* start *
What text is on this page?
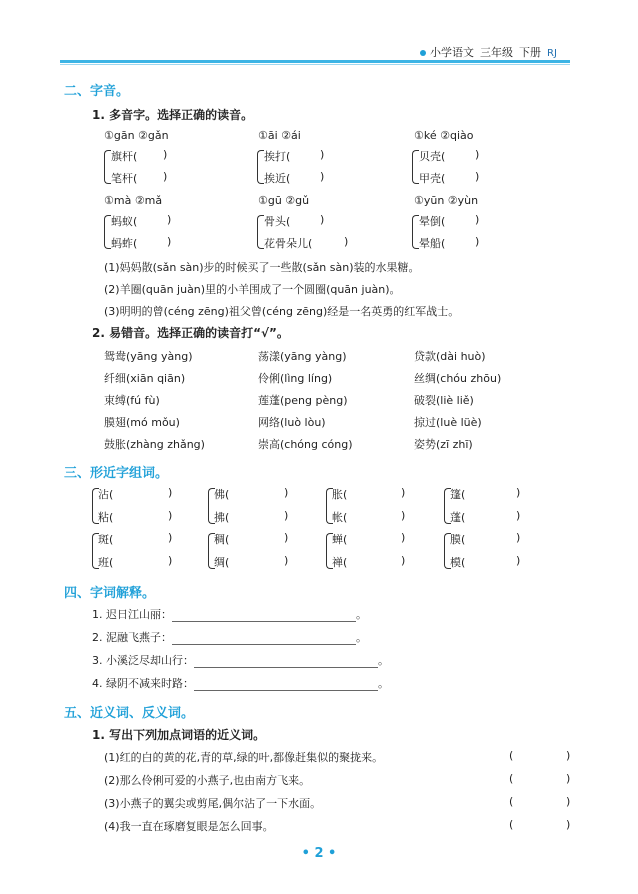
小学语文 三年级 下册 RJ
二、字音。
1. 多音字。选择正确的读音。
①gān ②gǎn
旗杆( )
笔杆( )
①āi ②ái
挨打(	)
挨近(	)
①ké ②qiào
贝壳(	)
甲壳(	)
①mà ②mǎ
蚂蚁(	)
蚂蚱(	)
①gū ②gǔ
骨头(	)
花骨朵儿(	)
①yūn ②yùn
晕倒(	)
晕船(	)
(1)妈妈散(sǎn sàn)步的时候买了一些散(sǎn sàn)装的水果糖。
(2)羊圈(quān juàn)里的小羊围成了一个圆圈(quān juàn)。
(3)明明的曾(céng zēng)祖父曾(céng zēng)经是一名英勇的红军战士。
2. 易错音。选择正确的读音打“√”。
鸳鸯(yāng yàng)	荡漾(yāng yàng)	贷款(dài huò)
纤细(xiān qiān)	伶俐(lìng líng)	丝绸(chóu zhōu)
束缚(fú fù)	莲蓬(peng pèng)	破裂(liè liě)
膜翅(mó mǒu)	网络(luò lòu)	掠过(luè lüè)
鼓胀(zhàng zhǎng)	崇高(chóng cóng)	姿势(zī zhī)
三、形近字组词。
沾(	)
粘(	)
佛(	)
拂(	)
胀(	)
帐(	)
篷(	)
蓬(	)
斑(	)
班(	)
稠(	)
绸(	)
蝉(	)
禅(	)
膜(	)
模(	)
四、字词解释。
1. 迟日江山丽：	。
2. 泥融飞燕子：	。
3. 小溪泛尽却山行：	。
4. 绿阴不减来时路：	。
五、近义词、反义词。
1. 写出下列加点词语的近义词。
(1)红的白的黄的花,青的草,绿的叶,都像赶集似的聚拢来。	(	)
(2)那么伶俐可爱的小燕子,也由南方飞来。	(	)
(3)小燕子的翼尖或剪尾,偶尔沾了一下水面。	(	)
(4)我一直在琢磨复眼是怎么回事。	(	)
• 2 •
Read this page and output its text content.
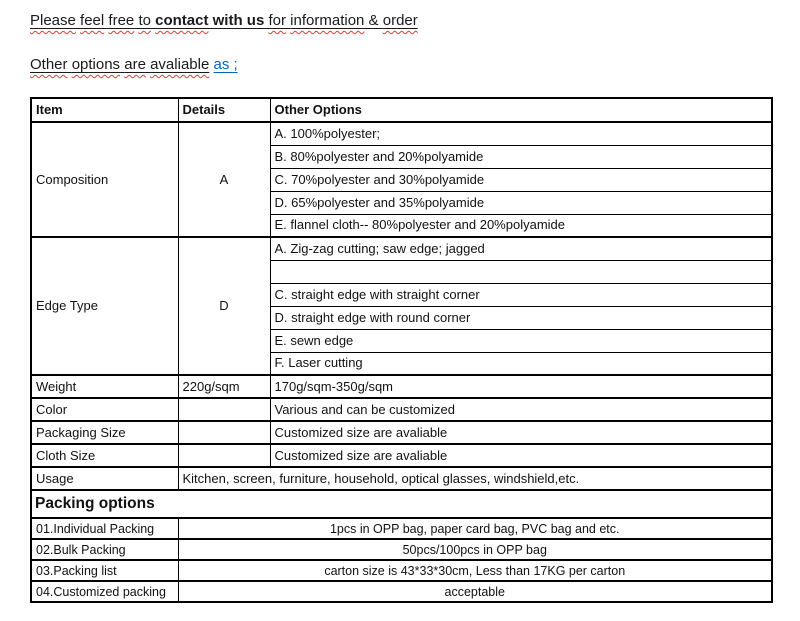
Please feel free to contact with us for information & order
Other options are avaliable as ;
Item	Details	Other Options
Composition	A	A. 100%polyester;
		B. 80%polyester and 20%polyamide
		C. 70%polyester and 30%polyamide
		D. 65%polyester and 35%polyamide
		E. flannel cloth-- 80%polyester and 20%polyamide
Edge Type	D	A. Zig-zag cutting; saw edge; jagged

		C. straight edge with straight corner
		D. straight edge with round corner
		E. sewn edge
		F. Laser cutting
Weight	220g/sqm	170g/sqm-350g/sqm
Color		Various and can be customized
Packaging Size		Customized size are avaliable
Cloth Size		Customized size are avaliable
Usage	Kitchen, screen, furniture, household, optical glasses, windshield,etc.	
Packing options		
01.Individual Packing	1pcs in OPP bag, paper card bag, PVC bag and etc.	
02.Bulk Packing	50pcs/100pcs in OPP bag	
03.Packing list	carton size is 43*33*30cm, Less than 17KG per carton	
04.Customized packing	acceptable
* end *
• [Stated exercise]:
Extract, from the material above, each line holding the word "polyamide".

• [Finished answer]:
		B. 80%polyester and 20%polyamide
		C. 70%polyester and 30%polyamide
		D. 65%polyester and 35%polyamide
		E. flannel cloth-- 80%polyester and 20%polyamide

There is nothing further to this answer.